-- begin ENTRIES SUPPLIED --

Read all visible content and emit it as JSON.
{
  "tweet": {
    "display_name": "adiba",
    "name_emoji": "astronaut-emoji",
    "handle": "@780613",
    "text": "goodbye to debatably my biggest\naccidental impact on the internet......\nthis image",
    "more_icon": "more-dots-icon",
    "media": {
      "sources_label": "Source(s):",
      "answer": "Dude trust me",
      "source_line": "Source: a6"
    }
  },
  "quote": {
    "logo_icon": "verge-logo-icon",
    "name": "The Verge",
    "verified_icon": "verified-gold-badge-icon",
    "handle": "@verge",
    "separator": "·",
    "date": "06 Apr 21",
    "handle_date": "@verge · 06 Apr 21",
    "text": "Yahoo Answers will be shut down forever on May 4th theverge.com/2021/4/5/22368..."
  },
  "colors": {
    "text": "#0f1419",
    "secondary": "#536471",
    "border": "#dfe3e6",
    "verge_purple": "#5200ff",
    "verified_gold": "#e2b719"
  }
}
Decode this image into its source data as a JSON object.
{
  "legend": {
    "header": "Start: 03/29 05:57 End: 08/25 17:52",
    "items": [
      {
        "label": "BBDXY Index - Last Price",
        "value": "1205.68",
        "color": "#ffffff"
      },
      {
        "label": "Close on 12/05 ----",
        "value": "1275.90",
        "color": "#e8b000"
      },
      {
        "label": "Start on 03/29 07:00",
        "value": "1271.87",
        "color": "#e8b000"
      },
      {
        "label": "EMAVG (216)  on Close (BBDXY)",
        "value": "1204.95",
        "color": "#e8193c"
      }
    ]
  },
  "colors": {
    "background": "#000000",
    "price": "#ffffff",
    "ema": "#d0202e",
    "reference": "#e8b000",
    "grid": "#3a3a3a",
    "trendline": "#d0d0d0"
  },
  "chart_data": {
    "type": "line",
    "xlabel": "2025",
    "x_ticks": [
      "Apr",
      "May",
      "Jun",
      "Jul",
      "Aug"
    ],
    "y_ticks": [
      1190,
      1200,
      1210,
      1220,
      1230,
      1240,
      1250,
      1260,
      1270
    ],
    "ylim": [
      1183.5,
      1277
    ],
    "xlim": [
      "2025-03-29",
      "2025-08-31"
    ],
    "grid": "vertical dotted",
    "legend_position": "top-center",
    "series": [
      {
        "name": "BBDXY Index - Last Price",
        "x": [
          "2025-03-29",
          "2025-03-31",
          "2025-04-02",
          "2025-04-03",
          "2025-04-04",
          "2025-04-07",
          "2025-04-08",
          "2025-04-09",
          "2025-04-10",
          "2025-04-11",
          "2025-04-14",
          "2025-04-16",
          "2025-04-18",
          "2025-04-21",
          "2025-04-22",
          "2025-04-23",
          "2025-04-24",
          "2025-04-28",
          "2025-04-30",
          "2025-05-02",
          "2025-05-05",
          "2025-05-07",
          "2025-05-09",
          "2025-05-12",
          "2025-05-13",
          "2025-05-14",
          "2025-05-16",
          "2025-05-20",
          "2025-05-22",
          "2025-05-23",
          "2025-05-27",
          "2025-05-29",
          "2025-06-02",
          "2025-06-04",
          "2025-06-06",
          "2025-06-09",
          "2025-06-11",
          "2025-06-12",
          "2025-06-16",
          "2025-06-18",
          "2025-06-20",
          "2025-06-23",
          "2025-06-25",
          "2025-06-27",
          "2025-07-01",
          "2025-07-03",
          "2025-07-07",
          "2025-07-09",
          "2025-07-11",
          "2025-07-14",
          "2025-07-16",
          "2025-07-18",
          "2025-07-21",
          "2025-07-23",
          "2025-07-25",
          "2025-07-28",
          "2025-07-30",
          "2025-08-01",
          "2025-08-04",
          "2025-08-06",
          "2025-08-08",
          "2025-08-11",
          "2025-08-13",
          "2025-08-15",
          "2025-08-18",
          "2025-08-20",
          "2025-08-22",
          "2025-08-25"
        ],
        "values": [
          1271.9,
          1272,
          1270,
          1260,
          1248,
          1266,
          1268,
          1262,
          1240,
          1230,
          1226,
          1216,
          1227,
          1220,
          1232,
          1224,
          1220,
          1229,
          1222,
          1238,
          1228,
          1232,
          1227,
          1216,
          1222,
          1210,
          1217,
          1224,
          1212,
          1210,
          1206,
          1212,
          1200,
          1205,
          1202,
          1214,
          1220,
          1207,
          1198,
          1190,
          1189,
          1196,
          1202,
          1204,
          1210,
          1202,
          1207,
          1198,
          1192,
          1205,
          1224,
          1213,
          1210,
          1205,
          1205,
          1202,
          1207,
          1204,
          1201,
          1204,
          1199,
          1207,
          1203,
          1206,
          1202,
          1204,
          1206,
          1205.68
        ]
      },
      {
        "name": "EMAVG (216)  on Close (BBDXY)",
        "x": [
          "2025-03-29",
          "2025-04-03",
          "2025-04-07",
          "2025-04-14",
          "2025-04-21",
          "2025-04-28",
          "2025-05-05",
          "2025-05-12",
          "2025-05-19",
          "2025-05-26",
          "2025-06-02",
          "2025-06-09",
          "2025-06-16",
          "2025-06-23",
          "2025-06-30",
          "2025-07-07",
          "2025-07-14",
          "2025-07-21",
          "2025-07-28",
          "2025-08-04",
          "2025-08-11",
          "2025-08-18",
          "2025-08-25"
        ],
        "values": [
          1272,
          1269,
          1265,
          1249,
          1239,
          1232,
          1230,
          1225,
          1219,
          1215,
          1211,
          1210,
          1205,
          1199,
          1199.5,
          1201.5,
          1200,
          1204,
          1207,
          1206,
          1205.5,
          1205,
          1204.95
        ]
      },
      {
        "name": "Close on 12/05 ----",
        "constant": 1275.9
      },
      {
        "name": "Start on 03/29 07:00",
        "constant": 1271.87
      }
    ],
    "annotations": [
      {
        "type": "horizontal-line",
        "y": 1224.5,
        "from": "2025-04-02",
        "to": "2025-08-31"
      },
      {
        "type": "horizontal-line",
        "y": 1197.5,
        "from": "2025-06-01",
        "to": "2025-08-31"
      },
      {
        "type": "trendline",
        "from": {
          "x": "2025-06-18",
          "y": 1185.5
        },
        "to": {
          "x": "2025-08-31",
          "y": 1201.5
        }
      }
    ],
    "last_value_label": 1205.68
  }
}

-- end ENTRIES SUPPLIED --

▶ **WHAT YOU NEED TO DO**
Extract each record, keeping it identical to the original.

▶ **RESPONSE TO THE TASK**
Read all visible content and emit it as JSON.
{
  "tweet": {
    "display_name": "adiba",
    "name_emoji": "astronaut-emoji",
    "handle": "@780613",
    "text": "goodbye to debatably my biggest\naccidental impact on the internet......\nthis image",
    "more_icon": "more-dots-icon",
    "media": {
      "sources_label": "Source(s):",
      "answer": "Dude trust me",
      "source_line": "Source: a6"
    }
  },
  "quote": {
    "logo_icon": "verge-logo-icon",
    "name": "The Verge",
    "verified_icon": "verified-gold-badge-icon",
    "handle": "@verge",
    "separator": "·",
    "date": "06 Apr 21",
    "handle_date": "@verge · 06 Apr 21",
    "text": "Yahoo Answers will be shut down forever on May 4th theverge.com/2021/4/5/22368..."
  },
  "colors": {
    "text": "#0f1419",
    "secondary": "#536471",
    "border": "#dfe3e6",
    "verge_purple": "#5200ff",
    "verified_gold": "#e2b719"
  }
}
Decode this image into its source data as a JSON object.
{
  "legend": {
    "header": "Start: 03/29 05:57 End: 08/25 17:52",
    "items": [
      {
        "label": "BBDXY Index - Last Price",
        "value": "1205.68",
        "color": "#ffffff"
      },
      {
        "label": "Close on 12/05 ----",
        "value": "1275.90",
        "color": "#e8b000"
      },
      {
        "label": "Start on 03/29 07:00",
        "value": "1271.87",
        "color": "#e8b000"
      },
      {
        "label": "EMAVG (216)  on Close (BBDXY)",
        "value": "1204.95",
        "color": "#e8193c"
      }
    ]
  },
  "colors": {
    "background": "#000000",
    "price": "#ffffff",
    "ema": "#d0202e",
    "reference": "#e8b000",
    "grid": "#3a3a3a",
    "trendline": "#d0d0d0"
  },
  "chart_data": {
    "type": "line",
    "xlabel": "2025",
    "x_ticks": [
      "Apr",
      "May",
      "Jun",
      "Jul",
      "Aug"
    ],
    "y_ticks": [
      1190,
      1200,
      1210,
      1220,
      1230,
      1240,
      1250,
      1260,
      1270
    ],
    "ylim": [
      1183.5,
      1277
    ],
    "xlim": [
      "2025-03-29",
      "2025-08-31"
    ],
    "grid": "vertical dotted",
    "legend_position": "top-center",
    "series": [
      {
        "name": "BBDXY Index - Last Price",
        "x": [
          "2025-03-29",
          "2025-03-31",
          "2025-04-02",
          "2025-04-03",
          "2025-04-04",
          "2025-04-07",
          "2025-04-08",
          "2025-04-09",
          "2025-04-10",
          "2025-04-11",
          "2025-04-14",
          "2025-04-16",
          "2025-04-18",
          "2025-04-21",
          "2025-04-22",
          "2025-04-23",
          "2025-04-24",
          "2025-04-28",
          "2025-04-30",
          "2025-05-02",
          "2025-05-05",
          "2025-05-07",
          "2025-05-09",
          "2025-05-12",
          "2025-05-13",
          "2025-05-14",
          "2025-05-16",
          "2025-05-20",
          "2025-05-22",
          "2025-05-23",
          "2025-05-27",
          "2025-05-29",
          "2025-06-02",
          "2025-06-04",
          "2025-06-06",
          "2025-06-09",
          "2025-06-11",
          "2025-06-12",
          "2025-06-16",
          "2025-06-18",
          "2025-06-20",
          "2025-06-23",
          "2025-06-25",
          "2025-06-27",
          "2025-07-01",
          "2025-07-03",
          "2025-07-07",
          "2025-07-09",
          "2025-07-11",
          "2025-07-14",
          "2025-07-16",
          "2025-07-18",
          "2025-07-21",
          "2025-07-23",
          "2025-07-25",
          "2025-07-28",
          "2025-07-30",
          "2025-08-01",
          "2025-08-04",
          "2025-08-06",
          "2025-08-08",
          "2025-08-11",
          "2025-08-13",
          "2025-08-15",
          "2025-08-18",
          "2025-08-20",
          "2025-08-22",
          "2025-08-25"
        ],
        "values": [
          1271.9,
          1272,
          1270,
          1260,
          1248,
          1266,
          1268,
          1262,
          1240,
          1230,
          1226,
          1216,
          1227,
          1220,
          1232,
          1224,
          1220,
          1229,
          1222,
          1238,
          1228,
          1232,
          1227,
          1216,
          1222,
          1210,
          1217,
          1224,
          1212,
          1210,
          1206,
          1212,
          1200,
          1205,
          1202,
          1214,
          1220,
          1207,
          1198,
          1190,
          1189,
          1196,
          1202,
          1204,
          1210,
          1202,
          1207,
          1198,
          1192,
          1205,
          1224,
          1213,
          1210,
          1205,
          1205,
          1202,
          1207,
          1204,
          1201,
          1204,
          1199,
          1207,
          1203,
          1206,
          1202,
          1204,
          1206,
          1205.68
        ]
      },
      {
        "name": "EMAVG (216)  on Close (BBDXY)",
        "x": [
          "2025-03-29",
          "2025-04-03",
          "2025-04-07",
          "2025-04-14",
          "2025-04-21",
          "2025-04-28",
          "2025-05-05",
          "2025-05-12",
          "2025-05-19",
          "2025-05-26",
          "2025-06-02",
          "2025-06-09",
          "2025-06-16",
          "2025-06-23",
          "2025-06-30",
          "2025-07-07",
          "2025-07-14",
          "2025-07-21",
          "2025-07-28",
          "2025-08-04",
          "2025-08-11",
          "2025-08-18",
          "2025-08-25"
        ],
        "values": [
          1272,
          1269,
          1265,
          1249,
          1239,
          1232,
          1230,
          1225,
          1219,
          1215,
          1211,
          1210,
          1205,
          1199,
          1199.5,
          1201.5,
          1200,
          1204,
          1207,
          1206,
          1205.5,
          1205,
          1204.95
        ]
      },
      {
        "name": "Close on 12/05 ----",
        "constant": 1275.9
      },
      {
        "name": "Start on 03/29 07:00",
        "constant": 1271.87
      }
    ],
    "annotations": [
      {
        "type": "horizontal-line",
        "y": 1224.5,
        "from": "2025-04-02",
        "to": "2025-08-31"
      },
      {
        "type": "horizontal-line",
        "y": 1197.5,
        "from": "2025-06-01",
        "to": "2025-08-31"
      },
      {
        "type": "trendline",
        "from": {
          "x": "2025-06-18",
          "y": 1185.5
        },
        "to": {
          "x": "2025-08-31",
          "y": 1201.5
        }
      }
    ],
    "last_value_label": 1205.68
  }
}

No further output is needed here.